**Instruction 1**
Copy the rows from the start of the rows through the line that contains "- port X mark B: [281, 76, 292, 88]", including both of those lines, and reproduce them with no changes.

═══ Excerpted passage

Error in <TClingCallFunc::IFacePtr(kind)>: Attempt to get interface while invalid

repeated for every thread.

Do you have any idea? I am puzzled since I am actually not using root in my code. This is the function that gets called by a scipy minimiser:


def nllSimul(x, nEtaBins, datasetJ, datasetZ, datasetJGen, datasetZGen):

    idx2D = 0
    threads = []
    que = Queue.Queue()
    for idx in datasetZ:

        if datasetZ[idx]["mass"].shape[0]<1:
            continue

        i = idx[0]
        j = idx[1]

        idx2D+=1

        t = threading.Thread(target=lambda q,  x,nEtaBins,i,j,datasetZ,datasetZGen: q.put(nllZ(x,nEtaBins,i,j,datasetZ,datasetZGen)), args=(que, x,nEtaBins,i,j,datasetZ,datasetZGen))
        t.start()
        threads.append(t)

    # Join all the threads
    for t in threads:
        t.join()

    # Check thread's return value
    nll = []
    while not que.empty():
        #print que.get()
        nll.append(que.get())

    return np.sum(np.array(nll))

the function that gets multithreaded contains only numpy code. I repeat that only the input “dataset*” comes from root.

Thanks in advance!

Cheers,

Elisabetta

swunsch · February 11, 2020, 3:18pm

Hi!

Just to verify: If you don’t use threading, everything is fine?

I don’t see where this could happen. @etejedor Do you have an idea?

Could you verify that the datasets are valid inside the nllSimul function? Just print parts of it or so.

Best
Stefan

emanca · February 11, 2020, 3:28pm

Hi Stefan! Yes, if I don’t use threading I don’t have any problem.
Actually, the segfault is non-deterministic it seems: it just happens “sometimes”.
I can try and see if there is a connection between the segfault and the datasets not being valid.

Thanks!

Elisabetta

swunsch · February 11, 2020, 3:39pm

Thanks for checking!

I’ve check also that the Queue is thread safe.

Next, the nllZ function you put into the lambda could cause the issue. If we can trust the stacktrace, you do numpy operations which are not threadsafe and cause a crash there. Look for array additions, since we have the symbols double_add, PyArray_Add and array_add in the stacktrace.

Is the stacktrace always the same if it appears?

══════
═══ Records for this exercise

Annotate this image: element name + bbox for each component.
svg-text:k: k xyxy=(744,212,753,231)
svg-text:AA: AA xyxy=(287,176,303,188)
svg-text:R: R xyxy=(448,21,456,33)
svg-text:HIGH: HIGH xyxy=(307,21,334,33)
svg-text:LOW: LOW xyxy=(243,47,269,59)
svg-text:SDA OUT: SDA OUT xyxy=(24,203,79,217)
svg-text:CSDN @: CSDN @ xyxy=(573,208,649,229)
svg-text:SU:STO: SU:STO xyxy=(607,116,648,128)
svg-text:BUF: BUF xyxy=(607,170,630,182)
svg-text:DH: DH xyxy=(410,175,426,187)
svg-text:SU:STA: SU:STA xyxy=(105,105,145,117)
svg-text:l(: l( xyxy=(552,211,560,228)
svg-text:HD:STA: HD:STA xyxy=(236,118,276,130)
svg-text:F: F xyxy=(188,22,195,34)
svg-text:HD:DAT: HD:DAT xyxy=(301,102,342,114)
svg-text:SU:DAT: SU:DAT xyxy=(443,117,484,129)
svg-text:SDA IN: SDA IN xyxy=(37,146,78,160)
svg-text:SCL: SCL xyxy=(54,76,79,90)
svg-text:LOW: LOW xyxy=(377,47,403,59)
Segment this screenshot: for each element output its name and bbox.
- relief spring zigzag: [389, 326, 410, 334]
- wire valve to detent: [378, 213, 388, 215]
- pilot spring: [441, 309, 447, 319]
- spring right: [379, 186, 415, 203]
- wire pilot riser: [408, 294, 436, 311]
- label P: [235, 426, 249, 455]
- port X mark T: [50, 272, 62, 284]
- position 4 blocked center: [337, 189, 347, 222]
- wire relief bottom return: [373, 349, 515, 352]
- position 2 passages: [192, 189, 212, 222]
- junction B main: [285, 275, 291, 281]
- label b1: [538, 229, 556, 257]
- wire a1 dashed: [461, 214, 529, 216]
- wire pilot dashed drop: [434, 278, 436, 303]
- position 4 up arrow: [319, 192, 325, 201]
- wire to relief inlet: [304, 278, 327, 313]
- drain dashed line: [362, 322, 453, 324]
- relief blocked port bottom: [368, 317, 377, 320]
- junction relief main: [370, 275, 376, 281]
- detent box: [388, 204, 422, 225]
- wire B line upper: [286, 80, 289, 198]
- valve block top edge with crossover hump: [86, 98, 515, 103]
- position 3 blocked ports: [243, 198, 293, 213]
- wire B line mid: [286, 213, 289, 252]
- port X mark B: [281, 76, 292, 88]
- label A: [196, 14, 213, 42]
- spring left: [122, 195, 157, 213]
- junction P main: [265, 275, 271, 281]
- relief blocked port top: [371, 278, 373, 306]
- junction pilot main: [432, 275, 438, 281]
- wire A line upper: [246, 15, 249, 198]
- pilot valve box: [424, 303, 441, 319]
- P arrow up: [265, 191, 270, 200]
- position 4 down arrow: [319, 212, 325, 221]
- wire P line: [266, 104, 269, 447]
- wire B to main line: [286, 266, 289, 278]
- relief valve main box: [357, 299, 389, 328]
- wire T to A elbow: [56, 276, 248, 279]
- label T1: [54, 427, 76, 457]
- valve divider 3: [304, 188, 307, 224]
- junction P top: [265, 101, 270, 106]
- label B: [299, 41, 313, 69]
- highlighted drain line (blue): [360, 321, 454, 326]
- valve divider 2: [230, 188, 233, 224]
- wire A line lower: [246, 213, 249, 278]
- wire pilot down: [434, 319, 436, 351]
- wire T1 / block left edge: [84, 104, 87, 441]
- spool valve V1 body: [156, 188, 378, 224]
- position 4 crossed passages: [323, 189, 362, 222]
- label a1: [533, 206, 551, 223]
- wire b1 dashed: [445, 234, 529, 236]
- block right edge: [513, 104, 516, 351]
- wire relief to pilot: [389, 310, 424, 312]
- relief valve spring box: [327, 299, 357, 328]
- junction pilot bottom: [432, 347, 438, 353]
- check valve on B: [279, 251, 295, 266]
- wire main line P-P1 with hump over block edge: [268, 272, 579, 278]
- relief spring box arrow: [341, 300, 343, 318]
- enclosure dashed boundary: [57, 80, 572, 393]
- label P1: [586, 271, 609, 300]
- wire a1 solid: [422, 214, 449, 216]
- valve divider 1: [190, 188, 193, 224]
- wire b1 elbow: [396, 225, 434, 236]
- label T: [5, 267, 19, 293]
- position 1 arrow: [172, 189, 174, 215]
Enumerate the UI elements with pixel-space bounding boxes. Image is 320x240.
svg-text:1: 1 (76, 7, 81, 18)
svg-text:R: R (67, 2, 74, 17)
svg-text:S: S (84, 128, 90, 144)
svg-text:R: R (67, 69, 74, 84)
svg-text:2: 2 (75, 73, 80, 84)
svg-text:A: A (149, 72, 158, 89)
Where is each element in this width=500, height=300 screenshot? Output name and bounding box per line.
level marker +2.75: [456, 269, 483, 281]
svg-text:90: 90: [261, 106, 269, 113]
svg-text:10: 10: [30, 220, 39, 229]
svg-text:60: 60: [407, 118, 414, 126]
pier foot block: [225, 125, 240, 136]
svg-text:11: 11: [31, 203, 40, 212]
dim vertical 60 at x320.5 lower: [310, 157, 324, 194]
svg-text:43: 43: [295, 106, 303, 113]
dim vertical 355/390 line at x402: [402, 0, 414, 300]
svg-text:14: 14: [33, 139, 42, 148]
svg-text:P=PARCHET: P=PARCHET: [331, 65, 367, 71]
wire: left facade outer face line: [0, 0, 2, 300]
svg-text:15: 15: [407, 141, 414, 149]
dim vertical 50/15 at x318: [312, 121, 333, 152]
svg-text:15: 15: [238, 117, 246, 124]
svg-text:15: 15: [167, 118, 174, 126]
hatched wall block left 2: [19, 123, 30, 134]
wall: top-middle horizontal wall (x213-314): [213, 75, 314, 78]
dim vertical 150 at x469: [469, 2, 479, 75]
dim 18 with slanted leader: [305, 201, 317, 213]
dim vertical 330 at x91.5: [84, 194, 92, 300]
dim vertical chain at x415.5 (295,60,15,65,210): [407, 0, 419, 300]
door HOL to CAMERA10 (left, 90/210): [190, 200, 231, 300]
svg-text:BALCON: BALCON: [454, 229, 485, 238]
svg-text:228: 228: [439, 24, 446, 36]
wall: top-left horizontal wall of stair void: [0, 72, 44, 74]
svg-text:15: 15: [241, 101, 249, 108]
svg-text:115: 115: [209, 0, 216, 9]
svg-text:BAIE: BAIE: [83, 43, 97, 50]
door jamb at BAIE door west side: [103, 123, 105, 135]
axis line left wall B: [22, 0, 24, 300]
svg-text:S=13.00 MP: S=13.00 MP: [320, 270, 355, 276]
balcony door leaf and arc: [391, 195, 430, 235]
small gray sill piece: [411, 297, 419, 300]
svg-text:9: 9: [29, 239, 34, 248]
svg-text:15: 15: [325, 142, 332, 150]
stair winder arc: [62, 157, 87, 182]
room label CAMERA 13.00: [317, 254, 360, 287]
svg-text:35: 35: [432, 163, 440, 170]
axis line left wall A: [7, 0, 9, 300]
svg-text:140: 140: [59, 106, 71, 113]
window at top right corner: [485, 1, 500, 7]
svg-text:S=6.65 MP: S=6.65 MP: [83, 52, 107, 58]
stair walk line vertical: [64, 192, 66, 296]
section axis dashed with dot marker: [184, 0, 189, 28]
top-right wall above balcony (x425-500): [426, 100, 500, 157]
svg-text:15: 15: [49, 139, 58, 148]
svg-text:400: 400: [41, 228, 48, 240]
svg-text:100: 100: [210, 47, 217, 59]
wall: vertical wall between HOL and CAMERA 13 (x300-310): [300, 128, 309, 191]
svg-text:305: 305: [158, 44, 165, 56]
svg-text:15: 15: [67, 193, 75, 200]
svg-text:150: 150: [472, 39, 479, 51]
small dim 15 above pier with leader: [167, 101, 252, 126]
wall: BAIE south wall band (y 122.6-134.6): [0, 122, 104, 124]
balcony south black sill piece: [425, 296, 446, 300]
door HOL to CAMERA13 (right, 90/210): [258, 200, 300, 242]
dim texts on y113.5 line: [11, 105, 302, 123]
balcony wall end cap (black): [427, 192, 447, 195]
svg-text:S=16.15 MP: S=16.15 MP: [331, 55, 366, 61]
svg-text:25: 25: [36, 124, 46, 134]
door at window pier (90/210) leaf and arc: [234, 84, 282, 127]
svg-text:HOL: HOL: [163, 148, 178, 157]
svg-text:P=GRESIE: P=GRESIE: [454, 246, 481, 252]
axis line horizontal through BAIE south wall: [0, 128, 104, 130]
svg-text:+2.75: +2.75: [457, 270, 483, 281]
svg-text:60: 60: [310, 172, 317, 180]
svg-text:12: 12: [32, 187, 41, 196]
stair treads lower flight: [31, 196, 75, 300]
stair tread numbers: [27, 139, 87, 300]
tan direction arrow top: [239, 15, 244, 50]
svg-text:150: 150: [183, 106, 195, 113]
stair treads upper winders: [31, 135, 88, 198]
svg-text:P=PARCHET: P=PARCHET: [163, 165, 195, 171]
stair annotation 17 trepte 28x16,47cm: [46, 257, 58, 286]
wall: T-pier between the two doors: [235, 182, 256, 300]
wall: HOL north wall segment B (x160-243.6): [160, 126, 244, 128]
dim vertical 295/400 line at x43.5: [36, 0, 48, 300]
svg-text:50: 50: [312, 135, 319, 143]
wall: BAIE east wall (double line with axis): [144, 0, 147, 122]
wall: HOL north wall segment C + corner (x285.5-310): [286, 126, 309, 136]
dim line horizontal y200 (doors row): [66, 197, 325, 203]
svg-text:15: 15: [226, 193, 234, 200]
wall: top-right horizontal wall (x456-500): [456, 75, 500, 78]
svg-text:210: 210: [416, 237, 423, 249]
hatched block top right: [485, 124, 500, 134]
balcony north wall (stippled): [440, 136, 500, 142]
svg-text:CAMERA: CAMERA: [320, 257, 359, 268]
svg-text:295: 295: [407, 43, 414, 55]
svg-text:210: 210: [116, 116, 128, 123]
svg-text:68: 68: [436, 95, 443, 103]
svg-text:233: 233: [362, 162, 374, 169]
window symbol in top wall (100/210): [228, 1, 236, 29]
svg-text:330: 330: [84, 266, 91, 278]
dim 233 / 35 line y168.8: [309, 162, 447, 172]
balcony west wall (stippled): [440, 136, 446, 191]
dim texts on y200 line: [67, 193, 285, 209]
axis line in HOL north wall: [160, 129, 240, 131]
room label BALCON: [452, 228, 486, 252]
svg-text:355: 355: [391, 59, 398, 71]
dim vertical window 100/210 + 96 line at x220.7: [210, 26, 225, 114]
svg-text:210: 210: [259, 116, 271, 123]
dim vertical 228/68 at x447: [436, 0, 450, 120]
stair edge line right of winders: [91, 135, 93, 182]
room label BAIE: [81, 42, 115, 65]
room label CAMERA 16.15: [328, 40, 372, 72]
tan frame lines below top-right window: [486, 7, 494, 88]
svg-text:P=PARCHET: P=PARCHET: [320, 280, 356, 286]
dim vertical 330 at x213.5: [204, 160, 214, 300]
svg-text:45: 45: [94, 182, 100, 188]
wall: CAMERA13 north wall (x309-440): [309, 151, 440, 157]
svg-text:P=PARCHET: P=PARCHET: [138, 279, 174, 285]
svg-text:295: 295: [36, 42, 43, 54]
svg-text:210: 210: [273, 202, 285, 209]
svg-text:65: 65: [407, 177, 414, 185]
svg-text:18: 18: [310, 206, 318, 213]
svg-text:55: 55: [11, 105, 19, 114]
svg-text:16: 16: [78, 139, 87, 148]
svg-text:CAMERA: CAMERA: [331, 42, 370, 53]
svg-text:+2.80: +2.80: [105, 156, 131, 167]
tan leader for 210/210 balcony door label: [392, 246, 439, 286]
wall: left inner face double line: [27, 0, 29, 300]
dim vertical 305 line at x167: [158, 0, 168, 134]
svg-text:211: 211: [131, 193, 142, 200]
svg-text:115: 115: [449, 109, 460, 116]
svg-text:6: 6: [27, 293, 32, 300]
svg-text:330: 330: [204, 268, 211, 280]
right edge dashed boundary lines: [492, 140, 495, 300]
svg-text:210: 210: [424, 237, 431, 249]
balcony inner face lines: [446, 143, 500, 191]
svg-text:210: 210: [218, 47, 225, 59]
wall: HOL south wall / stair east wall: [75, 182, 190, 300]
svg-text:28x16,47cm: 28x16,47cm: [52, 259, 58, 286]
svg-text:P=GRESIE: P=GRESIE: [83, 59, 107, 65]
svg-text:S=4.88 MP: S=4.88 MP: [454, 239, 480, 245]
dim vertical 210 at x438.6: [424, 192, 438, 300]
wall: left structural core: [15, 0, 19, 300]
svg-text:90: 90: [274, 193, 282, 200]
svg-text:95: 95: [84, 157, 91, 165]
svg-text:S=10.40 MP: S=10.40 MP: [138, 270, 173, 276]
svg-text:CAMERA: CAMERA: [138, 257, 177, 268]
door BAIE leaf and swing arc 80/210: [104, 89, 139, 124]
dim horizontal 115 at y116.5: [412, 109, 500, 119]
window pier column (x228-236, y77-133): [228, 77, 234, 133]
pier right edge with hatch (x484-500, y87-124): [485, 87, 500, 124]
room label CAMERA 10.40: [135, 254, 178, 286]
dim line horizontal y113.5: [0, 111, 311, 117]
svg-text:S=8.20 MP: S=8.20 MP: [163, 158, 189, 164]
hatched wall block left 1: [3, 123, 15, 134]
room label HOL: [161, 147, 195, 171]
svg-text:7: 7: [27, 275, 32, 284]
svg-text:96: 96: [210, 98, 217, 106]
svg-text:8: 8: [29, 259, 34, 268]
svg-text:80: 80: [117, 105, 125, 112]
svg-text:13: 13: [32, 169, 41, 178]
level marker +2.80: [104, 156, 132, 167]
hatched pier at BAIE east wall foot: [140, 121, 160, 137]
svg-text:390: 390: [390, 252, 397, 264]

══════

**Instruction 2**
Answer these questions about the forum thread above, marking each answer with the same letter:
(a) According to the first post, what does the multithreaded function contain?
(b) In the 3:28pm reply, how often does the segfault happen?
(c) Which three symbols from the stacktrace does the 3:39pm reply name?

**Task output 1**
Annotate this image: element name + bbox for each component.
svg-text:k: k xyxy=(744,212,753,231)
svg-text:AA: AA xyxy=(287,176,303,188)
svg-text:R: R xyxy=(448,21,456,33)
svg-text:HIGH: HIGH xyxy=(307,21,334,33)
svg-text:LOW: LOW xyxy=(243,47,269,59)
svg-text:SDA OUT: SDA OUT xyxy=(24,203,79,217)
svg-text:CSDN @: CSDN @ xyxy=(573,208,649,229)
svg-text:SU:STO: SU:STO xyxy=(607,116,648,128)
svg-text:BUF: BUF xyxy=(607,170,630,182)
svg-text:DH: DH xyxy=(410,175,426,187)
svg-text:SU:STA: SU:STA xyxy=(105,105,145,117)
svg-text:l(: l( xyxy=(552,211,560,228)
svg-text:HD:STA: HD:STA xyxy=(236,118,276,130)
svg-text:F: F xyxy=(188,22,195,34)
svg-text:HD:DAT: HD:DAT xyxy=(301,102,342,114)
svg-text:SU:DAT: SU:DAT xyxy=(443,117,484,129)
svg-text:SDA IN: SDA IN xyxy=(37,146,78,160)
svg-text:SCL: SCL xyxy=(54,76,79,90)
svg-text:LOW: LOW xyxy=(377,47,403,59)
Segment this screenshot: for each element output its name and bbox.
- relief spring zigzag: [389, 326, 410, 334]
- wire valve to detent: [378, 213, 388, 215]
- pilot spring: [441, 309, 447, 319]
- spring right: [379, 186, 415, 203]
- wire pilot riser: [408, 294, 436, 311]
- label P: [235, 426, 249, 455]
- port X mark T: [50, 272, 62, 284]
- position 4 blocked center: [337, 189, 347, 222]
- wire relief bottom return: [373, 349, 515, 352]
- position 2 passages: [192, 189, 212, 222]
- junction B main: [285, 275, 291, 281]
- label b1: [538, 229, 556, 257]
- wire a1 dashed: [461, 214, 529, 216]
- wire pilot dashed drop: [434, 278, 436, 303]
- position 4 up arrow: [319, 192, 325, 201]
- wire to relief inlet: [304, 278, 327, 313]
- drain dashed line: [362, 322, 453, 324]
- relief blocked port bottom: [368, 317, 377, 320]
- junction relief main: [370, 275, 376, 281]
- detent box: [388, 204, 422, 225]
- wire B line upper: [286, 80, 289, 198]
- valve block top edge with crossover hump: [86, 98, 515, 103]
- position 3 blocked ports: [243, 198, 293, 213]
- wire B line mid: [286, 213, 289, 252]
- port X mark B: [281, 76, 292, 88]

**Task output 2**
(a) Only numpy code.
(b) Only "sometimes", as it appears to be non-deterministic.
(c) double_add, PyArray_Add and array_add.